● YOUR TASK: Scan the records and identify every line in which the string "thief" occurs, then return those lines.

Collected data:

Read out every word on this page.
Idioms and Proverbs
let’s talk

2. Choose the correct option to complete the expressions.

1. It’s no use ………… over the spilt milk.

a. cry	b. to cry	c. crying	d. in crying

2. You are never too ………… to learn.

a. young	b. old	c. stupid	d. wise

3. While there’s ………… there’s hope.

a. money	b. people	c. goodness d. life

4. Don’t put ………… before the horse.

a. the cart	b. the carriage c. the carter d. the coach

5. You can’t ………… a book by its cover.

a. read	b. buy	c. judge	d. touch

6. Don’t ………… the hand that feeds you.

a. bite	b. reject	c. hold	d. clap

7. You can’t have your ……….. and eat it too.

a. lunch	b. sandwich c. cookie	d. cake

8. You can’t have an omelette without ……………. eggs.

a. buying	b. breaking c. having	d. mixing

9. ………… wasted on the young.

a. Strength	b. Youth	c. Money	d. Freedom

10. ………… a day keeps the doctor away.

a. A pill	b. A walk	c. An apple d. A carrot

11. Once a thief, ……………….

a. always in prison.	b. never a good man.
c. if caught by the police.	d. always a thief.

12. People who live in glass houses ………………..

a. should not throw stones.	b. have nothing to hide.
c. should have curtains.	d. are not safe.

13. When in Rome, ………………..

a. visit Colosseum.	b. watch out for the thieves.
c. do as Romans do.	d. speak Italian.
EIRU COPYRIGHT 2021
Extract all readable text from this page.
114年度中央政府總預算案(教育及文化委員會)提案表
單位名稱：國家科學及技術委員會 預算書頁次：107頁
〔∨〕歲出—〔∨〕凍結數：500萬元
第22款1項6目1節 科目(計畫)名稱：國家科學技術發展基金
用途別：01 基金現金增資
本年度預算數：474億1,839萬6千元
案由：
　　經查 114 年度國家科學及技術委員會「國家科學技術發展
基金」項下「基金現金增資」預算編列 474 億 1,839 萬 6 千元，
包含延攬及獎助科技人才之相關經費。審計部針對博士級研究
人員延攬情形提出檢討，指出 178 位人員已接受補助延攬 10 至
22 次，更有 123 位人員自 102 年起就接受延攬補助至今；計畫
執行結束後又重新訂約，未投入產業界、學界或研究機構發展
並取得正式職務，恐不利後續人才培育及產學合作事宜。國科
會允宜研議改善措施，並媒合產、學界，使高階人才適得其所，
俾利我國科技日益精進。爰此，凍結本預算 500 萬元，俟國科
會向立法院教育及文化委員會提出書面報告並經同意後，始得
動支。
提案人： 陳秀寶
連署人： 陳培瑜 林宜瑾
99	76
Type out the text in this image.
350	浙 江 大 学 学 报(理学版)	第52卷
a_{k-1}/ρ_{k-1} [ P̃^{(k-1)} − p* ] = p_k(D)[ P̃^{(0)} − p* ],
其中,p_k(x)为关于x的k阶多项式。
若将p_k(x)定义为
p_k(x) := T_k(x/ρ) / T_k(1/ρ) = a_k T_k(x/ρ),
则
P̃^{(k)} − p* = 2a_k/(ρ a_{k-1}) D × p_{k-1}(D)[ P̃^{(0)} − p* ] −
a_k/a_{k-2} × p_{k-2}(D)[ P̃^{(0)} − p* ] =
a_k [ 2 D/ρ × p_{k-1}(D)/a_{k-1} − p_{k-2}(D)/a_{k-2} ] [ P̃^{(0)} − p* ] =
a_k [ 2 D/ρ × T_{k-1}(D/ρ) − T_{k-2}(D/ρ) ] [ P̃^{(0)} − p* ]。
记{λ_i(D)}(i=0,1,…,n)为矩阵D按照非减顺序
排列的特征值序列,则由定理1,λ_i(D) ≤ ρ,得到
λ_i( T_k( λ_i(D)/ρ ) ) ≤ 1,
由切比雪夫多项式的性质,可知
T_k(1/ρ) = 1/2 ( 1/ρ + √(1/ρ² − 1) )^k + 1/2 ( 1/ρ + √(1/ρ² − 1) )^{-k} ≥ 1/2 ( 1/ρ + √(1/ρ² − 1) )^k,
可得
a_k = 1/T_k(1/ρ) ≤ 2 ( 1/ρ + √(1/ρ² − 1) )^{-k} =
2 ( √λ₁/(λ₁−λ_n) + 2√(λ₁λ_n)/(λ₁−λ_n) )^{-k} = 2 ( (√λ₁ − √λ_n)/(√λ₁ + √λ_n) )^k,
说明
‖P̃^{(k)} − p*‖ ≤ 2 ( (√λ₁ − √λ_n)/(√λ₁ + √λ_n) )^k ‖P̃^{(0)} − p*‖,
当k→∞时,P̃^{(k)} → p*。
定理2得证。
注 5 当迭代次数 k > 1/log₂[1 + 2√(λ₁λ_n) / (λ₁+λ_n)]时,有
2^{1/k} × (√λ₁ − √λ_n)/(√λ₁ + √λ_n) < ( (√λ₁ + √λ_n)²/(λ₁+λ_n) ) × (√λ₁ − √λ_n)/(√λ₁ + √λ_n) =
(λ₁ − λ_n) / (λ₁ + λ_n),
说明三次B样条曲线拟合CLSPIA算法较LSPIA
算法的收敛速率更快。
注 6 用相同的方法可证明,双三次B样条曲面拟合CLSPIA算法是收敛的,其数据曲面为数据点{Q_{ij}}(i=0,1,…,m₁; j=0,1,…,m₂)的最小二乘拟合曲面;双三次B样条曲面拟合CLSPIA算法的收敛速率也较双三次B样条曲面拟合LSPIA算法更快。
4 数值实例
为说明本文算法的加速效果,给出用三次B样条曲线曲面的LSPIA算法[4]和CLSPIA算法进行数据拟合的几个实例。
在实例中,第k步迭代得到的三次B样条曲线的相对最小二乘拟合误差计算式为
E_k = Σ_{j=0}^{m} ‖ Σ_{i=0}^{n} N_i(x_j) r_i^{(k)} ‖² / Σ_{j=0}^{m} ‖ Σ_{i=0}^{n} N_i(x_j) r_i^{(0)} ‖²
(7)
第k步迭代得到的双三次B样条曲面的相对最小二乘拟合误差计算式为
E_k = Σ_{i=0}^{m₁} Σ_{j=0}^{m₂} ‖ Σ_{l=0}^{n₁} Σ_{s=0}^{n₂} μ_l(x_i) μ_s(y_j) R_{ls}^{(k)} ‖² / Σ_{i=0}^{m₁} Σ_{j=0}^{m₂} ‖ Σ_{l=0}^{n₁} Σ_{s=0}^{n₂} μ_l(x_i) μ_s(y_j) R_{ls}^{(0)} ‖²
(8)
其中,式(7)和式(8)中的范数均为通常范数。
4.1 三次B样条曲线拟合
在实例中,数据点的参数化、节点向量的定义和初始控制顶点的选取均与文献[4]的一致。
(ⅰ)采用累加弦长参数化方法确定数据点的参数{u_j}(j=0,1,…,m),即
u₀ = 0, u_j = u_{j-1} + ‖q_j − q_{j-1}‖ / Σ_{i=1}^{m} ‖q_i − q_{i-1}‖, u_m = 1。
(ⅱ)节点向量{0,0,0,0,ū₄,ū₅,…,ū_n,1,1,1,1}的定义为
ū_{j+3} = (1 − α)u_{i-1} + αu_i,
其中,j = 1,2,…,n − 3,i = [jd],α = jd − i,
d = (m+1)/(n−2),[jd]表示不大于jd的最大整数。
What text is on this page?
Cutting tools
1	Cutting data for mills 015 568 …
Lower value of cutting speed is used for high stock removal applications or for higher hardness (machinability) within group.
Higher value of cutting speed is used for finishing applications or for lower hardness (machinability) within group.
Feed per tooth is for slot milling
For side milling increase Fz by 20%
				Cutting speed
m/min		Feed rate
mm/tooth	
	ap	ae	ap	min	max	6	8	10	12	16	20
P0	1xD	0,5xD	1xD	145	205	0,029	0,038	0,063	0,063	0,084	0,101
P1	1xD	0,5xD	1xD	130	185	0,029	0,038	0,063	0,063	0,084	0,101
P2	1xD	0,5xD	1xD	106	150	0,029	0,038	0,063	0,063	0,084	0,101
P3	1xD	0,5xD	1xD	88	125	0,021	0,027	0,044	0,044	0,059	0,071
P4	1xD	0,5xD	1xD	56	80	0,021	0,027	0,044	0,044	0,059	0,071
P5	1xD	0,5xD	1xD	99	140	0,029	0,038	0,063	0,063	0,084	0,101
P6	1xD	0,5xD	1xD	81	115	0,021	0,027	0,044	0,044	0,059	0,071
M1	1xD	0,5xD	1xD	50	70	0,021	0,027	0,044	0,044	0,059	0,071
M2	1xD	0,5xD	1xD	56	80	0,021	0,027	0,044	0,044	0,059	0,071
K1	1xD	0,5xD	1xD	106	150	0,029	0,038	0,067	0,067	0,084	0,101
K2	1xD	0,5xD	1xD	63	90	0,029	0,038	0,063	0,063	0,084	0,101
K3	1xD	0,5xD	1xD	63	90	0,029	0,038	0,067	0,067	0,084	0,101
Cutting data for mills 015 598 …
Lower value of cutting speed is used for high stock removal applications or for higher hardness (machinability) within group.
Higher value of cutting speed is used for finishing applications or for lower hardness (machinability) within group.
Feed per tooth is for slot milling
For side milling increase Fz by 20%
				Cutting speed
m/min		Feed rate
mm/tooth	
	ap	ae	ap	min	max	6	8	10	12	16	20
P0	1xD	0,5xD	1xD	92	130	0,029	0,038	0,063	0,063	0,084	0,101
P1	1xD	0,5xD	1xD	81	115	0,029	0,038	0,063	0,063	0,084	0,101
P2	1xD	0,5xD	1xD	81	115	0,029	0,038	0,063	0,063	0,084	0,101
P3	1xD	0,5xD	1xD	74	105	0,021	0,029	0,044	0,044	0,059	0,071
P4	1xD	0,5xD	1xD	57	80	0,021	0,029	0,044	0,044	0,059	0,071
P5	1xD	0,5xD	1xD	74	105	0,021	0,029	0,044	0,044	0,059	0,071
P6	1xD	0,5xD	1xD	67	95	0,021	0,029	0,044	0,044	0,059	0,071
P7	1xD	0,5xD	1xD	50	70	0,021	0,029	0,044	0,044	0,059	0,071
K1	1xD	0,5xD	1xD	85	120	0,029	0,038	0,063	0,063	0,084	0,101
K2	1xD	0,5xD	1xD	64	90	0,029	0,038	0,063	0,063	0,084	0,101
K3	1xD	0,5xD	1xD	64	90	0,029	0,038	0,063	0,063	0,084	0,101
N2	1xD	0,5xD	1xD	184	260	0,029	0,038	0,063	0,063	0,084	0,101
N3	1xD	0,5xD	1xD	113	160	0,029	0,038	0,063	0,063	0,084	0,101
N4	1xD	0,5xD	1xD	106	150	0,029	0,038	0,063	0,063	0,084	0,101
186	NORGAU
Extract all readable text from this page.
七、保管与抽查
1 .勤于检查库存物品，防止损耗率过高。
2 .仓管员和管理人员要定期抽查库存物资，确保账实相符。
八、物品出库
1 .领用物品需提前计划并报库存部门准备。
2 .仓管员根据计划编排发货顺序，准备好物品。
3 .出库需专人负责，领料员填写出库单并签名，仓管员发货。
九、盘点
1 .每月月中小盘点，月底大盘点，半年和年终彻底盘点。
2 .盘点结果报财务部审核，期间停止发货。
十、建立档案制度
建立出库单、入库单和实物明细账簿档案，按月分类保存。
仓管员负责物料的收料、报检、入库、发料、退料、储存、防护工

● SOLVED PROBLEM:
11. Once a thief, ……………….
c. if caught by the police.	d. always a thief.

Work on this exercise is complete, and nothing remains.